(Extracted data entries)
──────────────────────────────
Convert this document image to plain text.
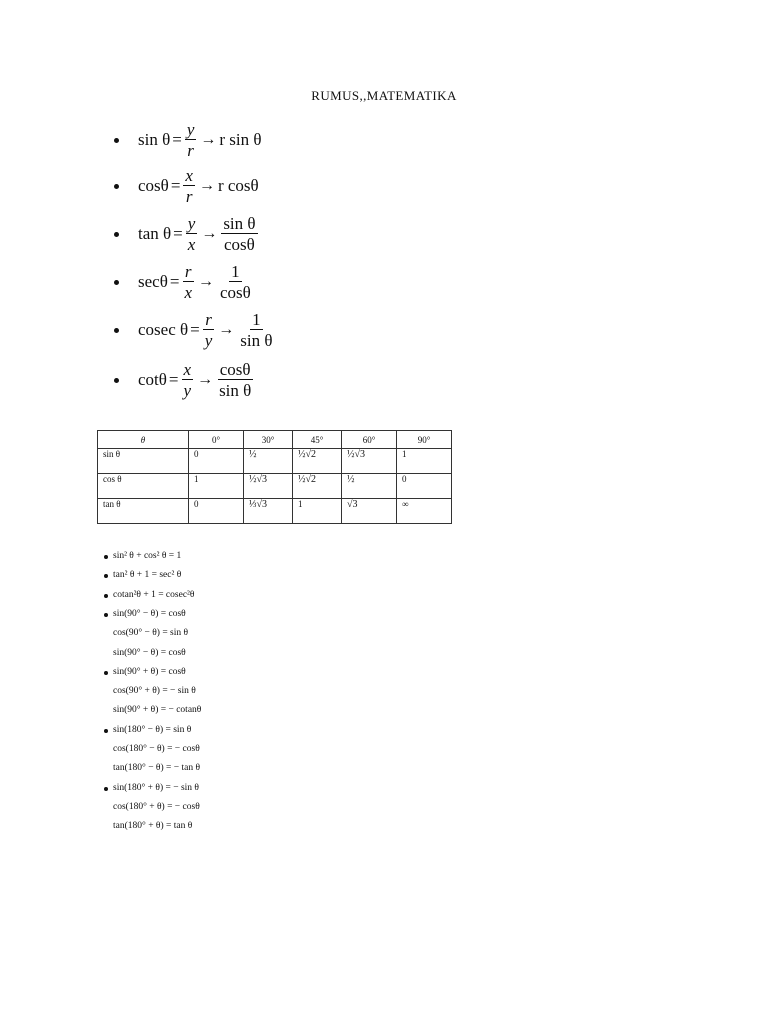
RUMUS,,MATEMATIKA
$\sin \theta = \frac{y}{r} \to r$ sin θ
$\cos\theta = \frac{x}{r} \to r$ cosθ
$\tan \theta = \frac{y}{x} \to \frac{\text{sin θ}}{\cos\theta}$
$\sec\theta = \frac{r}{x} \to \frac{1}{\cos\theta}$
cosec $\theta = \frac{r}{y} \to \frac{1}{\text{sin θ}}$
$\cot\theta = \frac{x}{y} \to \frac{\cos\theta}{\text{sin θ}}$
θ	0°	30°	45°	60°	90°
sin θ	0	½	½√2	½√3	1
cos θ	1	½√3	½√2	½	0
tan θ	0	⅓√3	1	√3	∞
sin² θ + cos² θ = 1
tan² θ + 1 = sec² θ
cotan²θ + 1 = cosec²θ
sin(90° − θ) = cosθ
cos(90° − θ) = sin θ
sin(90° − θ) = cosθ
sin(90° + θ) = cosθ
cos(90° + θ) = − sin θ
sin(90° + θ) = − cotanθ
sin(180° − θ) = sin θ
cos(180° − θ) = − cosθ
tan(180° − θ) = − tan θ
sin(180° + θ) = − sin θ
cos(180° + θ) = − cosθ
tan(180° + θ) = tan θ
──────────────────────────────
• **Goal**: Copy out each line that contains the word "cosθ".

• **Result**:
$\cos\theta = \frac{x}{r} \to r$ cosθ
sin(90° − θ) = cosθ
sin(90° − θ) = cosθ
sin(90° + θ) = cosθ
cos(180° − θ) = − cosθ
cos(180° + θ) = − cosθ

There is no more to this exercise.